TASK REQUIREMENTS:
Search the material for the string "Personal", then return every line where it is found.

[Data entries for graphics]
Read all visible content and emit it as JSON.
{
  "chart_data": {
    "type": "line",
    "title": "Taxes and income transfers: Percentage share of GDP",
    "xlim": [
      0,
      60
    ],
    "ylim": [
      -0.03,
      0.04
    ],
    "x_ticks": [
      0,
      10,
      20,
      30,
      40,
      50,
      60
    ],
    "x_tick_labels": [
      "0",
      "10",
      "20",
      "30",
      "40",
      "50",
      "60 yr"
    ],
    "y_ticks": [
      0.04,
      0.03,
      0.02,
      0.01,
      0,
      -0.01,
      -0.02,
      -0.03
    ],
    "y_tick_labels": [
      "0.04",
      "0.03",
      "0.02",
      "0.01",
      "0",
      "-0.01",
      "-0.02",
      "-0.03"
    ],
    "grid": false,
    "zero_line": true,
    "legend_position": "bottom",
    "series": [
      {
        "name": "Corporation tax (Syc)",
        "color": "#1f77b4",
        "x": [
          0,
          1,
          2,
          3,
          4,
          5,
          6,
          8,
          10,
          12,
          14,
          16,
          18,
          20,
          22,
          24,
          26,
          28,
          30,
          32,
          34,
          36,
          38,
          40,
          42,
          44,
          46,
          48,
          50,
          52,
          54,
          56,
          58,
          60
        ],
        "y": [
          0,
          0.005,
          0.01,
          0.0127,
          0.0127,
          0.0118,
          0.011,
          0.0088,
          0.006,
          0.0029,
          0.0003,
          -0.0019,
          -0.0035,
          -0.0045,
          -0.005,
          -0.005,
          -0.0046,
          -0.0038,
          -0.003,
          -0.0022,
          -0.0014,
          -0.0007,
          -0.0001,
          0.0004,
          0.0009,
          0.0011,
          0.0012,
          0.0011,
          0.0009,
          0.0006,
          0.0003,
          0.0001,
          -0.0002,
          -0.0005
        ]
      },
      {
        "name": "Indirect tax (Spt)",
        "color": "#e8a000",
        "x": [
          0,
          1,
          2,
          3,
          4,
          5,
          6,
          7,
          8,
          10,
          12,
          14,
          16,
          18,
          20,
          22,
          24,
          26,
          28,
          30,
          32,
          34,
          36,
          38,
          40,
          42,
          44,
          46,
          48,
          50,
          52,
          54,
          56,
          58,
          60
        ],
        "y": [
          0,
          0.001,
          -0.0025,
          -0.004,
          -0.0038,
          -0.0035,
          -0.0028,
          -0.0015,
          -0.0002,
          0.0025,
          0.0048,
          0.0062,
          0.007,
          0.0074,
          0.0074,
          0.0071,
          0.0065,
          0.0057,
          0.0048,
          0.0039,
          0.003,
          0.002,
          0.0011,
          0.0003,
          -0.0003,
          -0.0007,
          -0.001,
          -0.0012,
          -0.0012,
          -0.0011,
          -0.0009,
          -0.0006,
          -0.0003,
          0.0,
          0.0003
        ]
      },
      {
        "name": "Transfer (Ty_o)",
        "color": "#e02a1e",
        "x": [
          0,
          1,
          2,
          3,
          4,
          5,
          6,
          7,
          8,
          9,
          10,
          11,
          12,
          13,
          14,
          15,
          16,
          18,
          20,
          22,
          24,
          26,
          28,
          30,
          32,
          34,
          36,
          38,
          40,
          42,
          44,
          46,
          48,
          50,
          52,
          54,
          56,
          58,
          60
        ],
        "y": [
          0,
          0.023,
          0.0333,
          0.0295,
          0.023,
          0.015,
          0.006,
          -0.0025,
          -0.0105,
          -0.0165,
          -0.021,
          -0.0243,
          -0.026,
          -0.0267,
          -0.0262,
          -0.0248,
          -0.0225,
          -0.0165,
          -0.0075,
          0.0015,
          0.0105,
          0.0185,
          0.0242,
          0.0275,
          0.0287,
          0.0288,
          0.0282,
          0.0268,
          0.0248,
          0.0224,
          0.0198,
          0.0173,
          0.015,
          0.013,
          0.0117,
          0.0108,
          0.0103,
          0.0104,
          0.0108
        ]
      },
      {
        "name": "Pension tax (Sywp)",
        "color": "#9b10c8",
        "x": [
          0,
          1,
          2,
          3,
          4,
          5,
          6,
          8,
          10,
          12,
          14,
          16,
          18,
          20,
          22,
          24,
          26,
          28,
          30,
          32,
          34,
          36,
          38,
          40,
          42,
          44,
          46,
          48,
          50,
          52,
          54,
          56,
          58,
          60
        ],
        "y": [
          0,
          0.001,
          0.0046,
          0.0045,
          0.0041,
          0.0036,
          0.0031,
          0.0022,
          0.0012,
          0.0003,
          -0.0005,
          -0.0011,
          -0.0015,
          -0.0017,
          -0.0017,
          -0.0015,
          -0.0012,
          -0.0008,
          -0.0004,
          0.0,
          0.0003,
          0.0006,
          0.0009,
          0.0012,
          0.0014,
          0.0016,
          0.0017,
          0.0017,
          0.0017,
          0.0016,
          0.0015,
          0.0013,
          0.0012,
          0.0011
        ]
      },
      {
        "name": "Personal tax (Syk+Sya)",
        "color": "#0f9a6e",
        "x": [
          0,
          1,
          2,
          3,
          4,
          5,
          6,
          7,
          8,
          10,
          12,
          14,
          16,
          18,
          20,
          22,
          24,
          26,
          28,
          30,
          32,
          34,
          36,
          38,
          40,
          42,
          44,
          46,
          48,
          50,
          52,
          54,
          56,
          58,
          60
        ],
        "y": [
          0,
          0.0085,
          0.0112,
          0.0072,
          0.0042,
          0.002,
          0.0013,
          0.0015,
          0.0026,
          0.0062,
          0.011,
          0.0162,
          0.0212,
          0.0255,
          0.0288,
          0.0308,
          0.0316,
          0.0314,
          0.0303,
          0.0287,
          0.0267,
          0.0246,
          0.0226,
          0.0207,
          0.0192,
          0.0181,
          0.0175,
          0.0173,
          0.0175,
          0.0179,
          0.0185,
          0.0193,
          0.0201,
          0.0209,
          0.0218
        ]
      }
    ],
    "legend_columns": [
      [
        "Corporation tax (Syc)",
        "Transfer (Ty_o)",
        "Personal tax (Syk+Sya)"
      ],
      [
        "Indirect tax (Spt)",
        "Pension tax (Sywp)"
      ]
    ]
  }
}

SOLVED PROBLEM:
        "name": "Personal tax (Syk+Sya)",
        "Personal tax (Syk+Sya)"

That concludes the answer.